**Exercise prompt**
In the lines starting at the one containing "Text: Ab: Ab xyxy=(400,239,413,249)" and ending at the one containing "Polygon shape xyxy=(168,112,197,146)", switch "Polygon shape" to "Polygon region". Reproduce those lines with everything else unchanged.

------ Material for the task

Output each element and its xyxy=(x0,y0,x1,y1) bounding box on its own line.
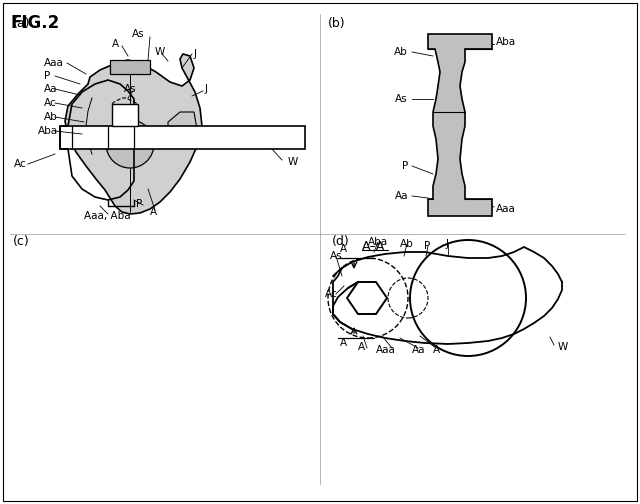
Text: Ab: Ab xyxy=(400,239,413,249)
Text: Aba: Aba xyxy=(496,37,516,47)
Text: P: P xyxy=(44,71,51,81)
Text: W: W xyxy=(558,342,568,352)
Text: (d): (d) xyxy=(332,235,349,248)
Text: J: J xyxy=(194,49,197,59)
Text: J: J xyxy=(205,84,208,94)
Text: A–A: A–A xyxy=(362,239,385,253)
Text: Ac: Ac xyxy=(325,289,338,299)
Text: P: P xyxy=(136,199,142,209)
Text: Aba: Aba xyxy=(368,237,388,247)
Text: Aa: Aa xyxy=(44,84,58,94)
Text: (a): (a) xyxy=(13,18,31,31)
Text: W: W xyxy=(155,47,165,57)
Text: J: J xyxy=(446,239,449,249)
Polygon shape xyxy=(168,112,197,146)
Text: Aaa: Aaa xyxy=(376,345,396,355)
Text: A: A xyxy=(339,244,347,254)
Text: W: W xyxy=(288,157,298,167)
Polygon shape xyxy=(110,60,150,74)
Bar xyxy=(60,126,305,149)
Text: (c): (c) xyxy=(13,235,29,248)
Text: FIG.2: FIG.2 xyxy=(10,14,60,32)
Text: A: A xyxy=(112,39,119,49)
Text: P: P xyxy=(424,241,430,251)
Text: A: A xyxy=(358,342,365,352)
Text: Aba: Aba xyxy=(38,126,58,136)
Text: A: A xyxy=(339,338,347,348)
Text: Ac: Ac xyxy=(44,98,57,108)
Text: As: As xyxy=(132,29,145,39)
Text: As: As xyxy=(124,84,136,94)
Text: Aaa: Aaa xyxy=(44,58,64,68)
Text: Aa: Aa xyxy=(394,191,408,201)
Text: (b): (b) xyxy=(328,18,346,31)
Text: Ab: Ab xyxy=(394,47,408,57)
Text: As: As xyxy=(396,94,408,104)
Text: As: As xyxy=(330,251,342,261)
Text: Aaa, Aba: Aaa, Aba xyxy=(84,211,131,221)
Polygon shape xyxy=(428,34,492,216)
Text: A: A xyxy=(433,345,440,355)
Bar xyxy=(112,104,138,126)
Text: Aa: Aa xyxy=(412,345,426,355)
Circle shape xyxy=(106,120,154,168)
Text: Aaa: Aaa xyxy=(496,204,516,214)
Text: P: P xyxy=(402,161,408,171)
Text: Ac: Ac xyxy=(14,159,27,169)
Text: Ab: Ab xyxy=(44,112,58,122)
Text: A: A xyxy=(150,207,157,217)
Polygon shape xyxy=(65,54,202,214)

------------

**Result of this exercise**
Text: Ab: Ab xyxy=(400,239,413,249)
Text: Aba: Aba xyxy=(496,37,516,47)
Text: P: P xyxy=(44,71,51,81)
Text: W: W xyxy=(558,342,568,352)
Text: (d): (d) xyxy=(332,235,349,248)
Text: J: J xyxy=(194,49,197,59)
Text: J: J xyxy=(205,84,208,94)
Text: A–A: A–A xyxy=(362,239,385,253)
Text: Ac: Ac xyxy=(325,289,338,299)
Text: P: P xyxy=(136,199,142,209)
Text: Aba: Aba xyxy=(368,237,388,247)
Text: Aa: Aa xyxy=(44,84,58,94)
Text: (a): (a) xyxy=(13,18,31,31)
Text: W: W xyxy=(155,47,165,57)
Text: J: J xyxy=(446,239,449,249)
Polygon region xyxy=(168,112,197,146)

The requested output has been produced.